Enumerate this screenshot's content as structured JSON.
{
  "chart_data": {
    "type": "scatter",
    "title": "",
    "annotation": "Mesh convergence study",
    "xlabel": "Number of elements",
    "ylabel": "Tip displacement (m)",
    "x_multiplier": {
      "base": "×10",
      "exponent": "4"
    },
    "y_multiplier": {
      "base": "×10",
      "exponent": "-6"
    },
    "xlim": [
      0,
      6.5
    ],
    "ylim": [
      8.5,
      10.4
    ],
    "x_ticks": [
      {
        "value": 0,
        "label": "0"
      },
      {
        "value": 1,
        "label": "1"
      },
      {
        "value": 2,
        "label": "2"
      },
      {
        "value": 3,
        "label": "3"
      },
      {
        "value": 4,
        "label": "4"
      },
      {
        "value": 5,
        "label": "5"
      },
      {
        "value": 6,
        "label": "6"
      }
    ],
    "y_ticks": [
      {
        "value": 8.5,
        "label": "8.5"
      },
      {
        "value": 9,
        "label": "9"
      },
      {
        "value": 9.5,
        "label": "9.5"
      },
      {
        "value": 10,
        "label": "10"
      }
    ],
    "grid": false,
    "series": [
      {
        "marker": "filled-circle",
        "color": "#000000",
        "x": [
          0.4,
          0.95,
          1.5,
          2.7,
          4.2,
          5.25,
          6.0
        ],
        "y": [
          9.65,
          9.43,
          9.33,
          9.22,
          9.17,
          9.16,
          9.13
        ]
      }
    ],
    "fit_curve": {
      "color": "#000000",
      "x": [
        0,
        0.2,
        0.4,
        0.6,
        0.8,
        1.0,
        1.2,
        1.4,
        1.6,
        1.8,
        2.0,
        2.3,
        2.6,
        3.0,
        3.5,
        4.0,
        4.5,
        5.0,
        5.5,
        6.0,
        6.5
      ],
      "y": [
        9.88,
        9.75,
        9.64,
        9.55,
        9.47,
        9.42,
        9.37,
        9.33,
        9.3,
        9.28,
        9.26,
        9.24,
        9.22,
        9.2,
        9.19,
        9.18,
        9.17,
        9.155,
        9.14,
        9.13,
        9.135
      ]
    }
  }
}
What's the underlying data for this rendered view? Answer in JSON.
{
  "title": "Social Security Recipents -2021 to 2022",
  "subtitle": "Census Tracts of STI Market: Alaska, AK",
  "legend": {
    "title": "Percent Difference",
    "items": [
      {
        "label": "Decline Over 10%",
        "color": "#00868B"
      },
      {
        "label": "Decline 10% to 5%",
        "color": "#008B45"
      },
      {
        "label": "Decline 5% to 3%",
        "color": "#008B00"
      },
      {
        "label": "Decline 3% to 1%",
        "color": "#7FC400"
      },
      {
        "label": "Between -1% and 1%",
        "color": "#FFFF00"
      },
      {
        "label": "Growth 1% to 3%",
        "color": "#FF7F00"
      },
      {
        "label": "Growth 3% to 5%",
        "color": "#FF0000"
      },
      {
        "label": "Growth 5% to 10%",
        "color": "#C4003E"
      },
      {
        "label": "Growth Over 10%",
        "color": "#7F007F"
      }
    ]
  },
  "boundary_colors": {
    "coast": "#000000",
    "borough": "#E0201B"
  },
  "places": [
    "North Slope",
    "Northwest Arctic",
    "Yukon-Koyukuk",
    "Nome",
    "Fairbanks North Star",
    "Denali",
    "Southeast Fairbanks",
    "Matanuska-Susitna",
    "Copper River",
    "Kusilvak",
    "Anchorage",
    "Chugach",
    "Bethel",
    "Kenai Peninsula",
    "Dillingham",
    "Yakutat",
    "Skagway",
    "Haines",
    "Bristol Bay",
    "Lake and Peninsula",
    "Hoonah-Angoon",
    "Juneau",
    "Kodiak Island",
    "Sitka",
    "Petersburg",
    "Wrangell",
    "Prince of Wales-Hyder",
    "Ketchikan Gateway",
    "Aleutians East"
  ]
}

**Problem description**:
Write out the whole listing again, exactly as it stands.

**Output**:
Enumerate this screenshot's content as structured JSON.
{
  "chart_data": {
    "type": "scatter",
    "title": "",
    "annotation": "Mesh convergence study",
    "xlabel": "Number of elements",
    "ylabel": "Tip displacement (m)",
    "x_multiplier": {
      "base": "×10",
      "exponent": "4"
    },
    "y_multiplier": {
      "base": "×10",
      "exponent": "-6"
    },
    "xlim": [
      0,
      6.5
    ],
    "ylim": [
      8.5,
      10.4
    ],
    "x_ticks": [
      {
        "value": 0,
        "label": "0"
      },
      {
        "value": 1,
        "label": "1"
      },
      {
        "value": 2,
        "label": "2"
      },
      {
        "value": 3,
        "label": "3"
      },
      {
        "value": 4,
        "label": "4"
      },
      {
        "value": 5,
        "label": "5"
      },
      {
        "value": 6,
        "label": "6"
      }
    ],
    "y_ticks": [
      {
        "value": 8.5,
        "label": "8.5"
      },
      {
        "value": 9,
        "label": "9"
      },
      {
        "value": 9.5,
        "label": "9.5"
      },
      {
        "value": 10,
        "label": "10"
      }
    ],
    "grid": false,
    "series": [
      {
        "marker": "filled-circle",
        "color": "#000000",
        "x": [
          0.4,
          0.95,
          1.5,
          2.7,
          4.2,
          5.25,
          6.0
        ],
        "y": [
          9.65,
          9.43,
          9.33,
          9.22,
          9.17,
          9.16,
          9.13
        ]
      }
    ],
    "fit_curve": {
      "color": "#000000",
      "x": [
        0,
        0.2,
        0.4,
        0.6,
        0.8,
        1.0,
        1.2,
        1.4,
        1.6,
        1.8,
        2.0,
        2.3,
        2.6,
        3.0,
        3.5,
        4.0,
        4.5,
        5.0,
        5.5,
        6.0,
        6.5
      ],
      "y": [
        9.88,
        9.75,
        9.64,
        9.55,
        9.47,
        9.42,
        9.37,
        9.33,
        9.3,
        9.28,
        9.26,
        9.24,
        9.22,
        9.2,
        9.19,
        9.18,
        9.17,
        9.155,
        9.14,
        9.13,
        9.135
      ]
    }
  }
}
What's the underlying data for this rendered view? Answer in JSON.
{
  "title": "Social Security Recipents -2021 to 2022",
  "subtitle": "Census Tracts of STI Market: Alaska, AK",
  "legend": {
    "title": "Percent Difference",
    "items": [
      {
        "label": "Decline Over 10%",
        "color": "#00868B"
      },
      {
        "label": "Decline 10% to 5%",
        "color": "#008B45"
      },
      {
        "label": "Decline 5% to 3%",
        "color": "#008B00"
      },
      {
        "label": "Decline 3% to 1%",
        "color": "#7FC400"
      },
      {
        "label": "Between -1% and 1%",
        "color": "#FFFF00"
      },
      {
        "label": "Growth 1% to 3%",
        "color": "#FF7F00"
      },
      {
        "label": "Growth 3% to 5%",
        "color": "#FF0000"
      },
      {
        "label": "Growth 5% to 10%",
        "color": "#C4003E"
      },
      {
        "label": "Growth Over 10%",
        "color": "#7F007F"
      }
    ]
  },
  "boundary_colors": {
    "coast": "#000000",
    "borough": "#E0201B"
  },
  "places": [
    "North Slope",
    "Northwest Arctic",
    "Yukon-Koyukuk",
    "Nome",
    "Fairbanks North Star",
    "Denali",
    "Southeast Fairbanks",
    "Matanuska-Susitna",
    "Copper River",
    "Kusilvak",
    "Anchorage",
    "Chugach",
    "Bethel",
    "Kenai Peninsula",
    "Dillingham",
    "Yakutat",
    "Skagway",
    "Haines",
    "Bristol Bay",
    "Lake and Peninsula",
    "Hoonah-Angoon",
    "Juneau",
    "Kodiak Island",
    "Sitka",
    "Petersburg",
    "Wrangell",
    "Prince of Wales-Hyder",
    "Ketchikan Gateway",
    "Aleutians East"
  ]
}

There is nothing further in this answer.